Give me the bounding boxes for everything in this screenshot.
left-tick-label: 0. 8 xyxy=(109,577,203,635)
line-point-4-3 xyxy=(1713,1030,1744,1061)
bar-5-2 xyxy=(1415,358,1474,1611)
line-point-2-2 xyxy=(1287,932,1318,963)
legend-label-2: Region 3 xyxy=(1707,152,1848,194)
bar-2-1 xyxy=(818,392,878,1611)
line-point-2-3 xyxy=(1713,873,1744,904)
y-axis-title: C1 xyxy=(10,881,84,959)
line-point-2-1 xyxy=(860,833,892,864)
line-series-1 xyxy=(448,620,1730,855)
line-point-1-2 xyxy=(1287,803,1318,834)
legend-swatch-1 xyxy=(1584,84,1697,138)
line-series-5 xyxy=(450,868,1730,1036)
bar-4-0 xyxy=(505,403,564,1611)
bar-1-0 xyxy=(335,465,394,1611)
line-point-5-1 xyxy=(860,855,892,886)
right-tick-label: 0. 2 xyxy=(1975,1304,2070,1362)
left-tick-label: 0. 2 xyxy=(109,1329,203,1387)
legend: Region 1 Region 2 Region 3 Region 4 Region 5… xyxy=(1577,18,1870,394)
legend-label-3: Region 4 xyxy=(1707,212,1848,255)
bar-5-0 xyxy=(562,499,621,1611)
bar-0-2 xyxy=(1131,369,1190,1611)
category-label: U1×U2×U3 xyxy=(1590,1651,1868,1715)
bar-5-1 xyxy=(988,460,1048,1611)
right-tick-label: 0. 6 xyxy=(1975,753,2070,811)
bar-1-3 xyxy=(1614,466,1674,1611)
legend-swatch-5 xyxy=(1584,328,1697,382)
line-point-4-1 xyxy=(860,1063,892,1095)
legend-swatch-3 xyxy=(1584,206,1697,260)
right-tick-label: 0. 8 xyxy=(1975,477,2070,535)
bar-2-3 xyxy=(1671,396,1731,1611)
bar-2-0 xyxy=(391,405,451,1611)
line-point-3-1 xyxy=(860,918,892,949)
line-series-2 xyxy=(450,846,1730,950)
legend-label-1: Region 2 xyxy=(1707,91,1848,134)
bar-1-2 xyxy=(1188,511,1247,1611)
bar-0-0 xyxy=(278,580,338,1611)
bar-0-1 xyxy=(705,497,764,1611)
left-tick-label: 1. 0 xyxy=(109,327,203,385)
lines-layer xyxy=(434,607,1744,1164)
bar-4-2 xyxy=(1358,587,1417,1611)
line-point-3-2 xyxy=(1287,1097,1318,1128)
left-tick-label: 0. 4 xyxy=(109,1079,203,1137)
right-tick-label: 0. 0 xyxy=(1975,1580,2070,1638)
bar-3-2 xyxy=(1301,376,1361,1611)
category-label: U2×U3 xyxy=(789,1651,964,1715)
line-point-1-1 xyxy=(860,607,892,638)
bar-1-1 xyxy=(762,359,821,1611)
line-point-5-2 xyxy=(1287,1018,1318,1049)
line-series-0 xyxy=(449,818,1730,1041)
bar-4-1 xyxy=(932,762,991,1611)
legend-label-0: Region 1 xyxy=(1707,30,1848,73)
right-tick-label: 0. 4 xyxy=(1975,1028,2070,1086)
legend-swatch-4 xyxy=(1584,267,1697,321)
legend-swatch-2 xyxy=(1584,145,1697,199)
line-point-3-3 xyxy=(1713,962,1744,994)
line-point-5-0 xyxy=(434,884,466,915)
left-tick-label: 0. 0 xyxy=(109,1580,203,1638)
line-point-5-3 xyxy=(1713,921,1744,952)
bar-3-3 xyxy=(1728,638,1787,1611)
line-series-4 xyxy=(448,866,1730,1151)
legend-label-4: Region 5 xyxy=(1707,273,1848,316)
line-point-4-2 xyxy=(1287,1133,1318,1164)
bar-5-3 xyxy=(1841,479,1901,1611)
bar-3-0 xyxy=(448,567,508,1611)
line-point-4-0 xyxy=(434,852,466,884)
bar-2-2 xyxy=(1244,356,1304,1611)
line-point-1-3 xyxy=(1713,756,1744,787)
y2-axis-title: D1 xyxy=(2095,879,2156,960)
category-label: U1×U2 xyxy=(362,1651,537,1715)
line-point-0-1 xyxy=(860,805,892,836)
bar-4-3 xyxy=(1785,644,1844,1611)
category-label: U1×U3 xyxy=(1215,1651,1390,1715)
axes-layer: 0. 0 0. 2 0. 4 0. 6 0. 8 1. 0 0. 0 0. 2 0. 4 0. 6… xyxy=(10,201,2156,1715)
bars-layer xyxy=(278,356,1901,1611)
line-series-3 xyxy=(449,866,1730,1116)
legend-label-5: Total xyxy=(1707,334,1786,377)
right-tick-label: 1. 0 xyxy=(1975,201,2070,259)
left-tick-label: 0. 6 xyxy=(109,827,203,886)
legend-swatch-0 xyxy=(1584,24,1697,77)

== What you are asked to do ==
Rewrite every line of the material above, replacing "Region" with "Zone" wherever it occurs and leaving everything else unchanged.

== Task answer ==
Give me the bounding boxes for everything in this screenshot.
left-tick-label: 0. 8 xyxy=(109,577,203,635)
line-point-4-3 xyxy=(1713,1030,1744,1061)
bar-5-2 xyxy=(1415,358,1474,1611)
line-point-2-2 xyxy=(1287,932,1318,963)
legend-label-2: Zone 3 xyxy=(1707,152,1848,194)
bar-2-1 xyxy=(818,392,878,1611)
line-point-2-3 xyxy=(1713,873,1744,904)
y-axis-title: C1 xyxy=(10,881,84,959)
line-point-2-1 xyxy=(860,833,892,864)
line-series-1 xyxy=(448,620,1730,855)
line-point-1-2 xyxy=(1287,803,1318,834)
legend-swatch-1 xyxy=(1584,84,1697,138)
line-series-5 xyxy=(450,868,1730,1036)
bar-4-0 xyxy=(505,403,564,1611)
bar-1-0 xyxy=(335,465,394,1611)
line-point-5-1 xyxy=(860,855,892,886)
right-tick-label: 0. 2 xyxy=(1975,1304,2070,1362)
left-tick-label: 0. 2 xyxy=(109,1329,203,1387)
legend: Zone 1 Zone 2 Zone 3 Zone 4 Zone 5… xyxy=(1577,18,1870,394)
legend-label-3: Zone 4 xyxy=(1707,212,1848,255)
bar-5-0 xyxy=(562,499,621,1611)
bar-0-2 xyxy=(1131,369,1190,1611)
category-label: U1×U2×U3 xyxy=(1590,1651,1868,1715)
bar-5-1 xyxy=(988,460,1048,1611)
right-tick-label: 0. 6 xyxy=(1975,753,2070,811)
bar-1-3 xyxy=(1614,466,1674,1611)
legend-swatch-5 xyxy=(1584,328,1697,382)
line-point-4-1 xyxy=(860,1063,892,1095)
legend-swatch-3 xyxy=(1584,206,1697,260)
right-tick-label: 0. 8 xyxy=(1975,477,2070,535)
bar-2-3 xyxy=(1671,396,1731,1611)
bar-2-0 xyxy=(391,405,451,1611)
line-point-3-1 xyxy=(860,918,892,949)
line-series-2 xyxy=(450,846,1730,950)
legend-label-1: Zone 2 xyxy=(1707,91,1848,134)
bar-1-2 xyxy=(1188,511,1247,1611)
bar-0-0 xyxy=(278,580,338,1611)
bar-0-1 xyxy=(705,497,764,1611)
left-tick-label: 1. 0 xyxy=(109,327,203,385)
lines-layer xyxy=(434,607,1744,1164)
bar-4-2 xyxy=(1358,587,1417,1611)
line-point-3-2 xyxy=(1287,1097,1318,1128)
left-tick-label: 0. 4 xyxy=(109,1079,203,1137)
right-tick-label: 0. 0 xyxy=(1975,1580,2070,1638)
bar-3-2 xyxy=(1301,376,1361,1611)
category-label: U2×U3 xyxy=(789,1651,964,1715)
line-point-1-1 xyxy=(860,607,892,638)
bar-1-1 xyxy=(762,359,821,1611)
line-point-5-2 xyxy=(1287,1018,1318,1049)
line-series-0 xyxy=(449,818,1730,1041)
bar-4-1 xyxy=(932,762,991,1611)
legend-label-0: Zone 1 xyxy=(1707,30,1848,73)
right-tick-label: 0. 4 xyxy=(1975,1028,2070,1086)
legend-swatch-4 xyxy=(1584,267,1697,321)
legend-swatch-2 xyxy=(1584,145,1697,199)
line-point-3-3 xyxy=(1713,962,1744,994)
line-point-5-0 xyxy=(434,884,466,915)
left-tick-label: 0. 0 xyxy=(109,1580,203,1638)
line-point-5-3 xyxy=(1713,921,1744,952)
bar-3-3 xyxy=(1728,638,1787,1611)
line-series-4 xyxy=(448,866,1730,1151)
legend-label-4: Zone 5 xyxy=(1707,273,1848,316)
line-point-4-2 xyxy=(1287,1133,1318,1164)
bar-5-3 xyxy=(1841,479,1901,1611)
bar-3-0 xyxy=(448,567,508,1611)
line-point-4-0 xyxy=(434,852,466,884)
bar-2-2 xyxy=(1244,356,1304,1611)
line-point-1-3 xyxy=(1713,756,1744,787)
y2-axis-title: D1 xyxy=(2095,879,2156,960)
category-label: U1×U2 xyxy=(362,1651,537,1715)
line-point-0-1 xyxy=(860,805,892,836)
bar-4-3 xyxy=(1785,644,1844,1611)
category-label: U1×U3 xyxy=(1215,1651,1390,1715)
axes-layer: 0. 0 0. 2 0. 4 0. 6 0. 8 1. 0 0. 0 0. 2 0. 4 0. 6… xyxy=(10,201,2156,1715)
bars-layer xyxy=(278,356,1901,1611)
line-series-3 xyxy=(449,866,1730,1116)
legend-label-5: Total xyxy=(1707,334,1786,377)
right-tick-label: 1. 0 xyxy=(1975,201,2070,259)
left-tick-label: 0. 6 xyxy=(109,827,203,886)
legend-swatch-0 xyxy=(1584,24,1697,77)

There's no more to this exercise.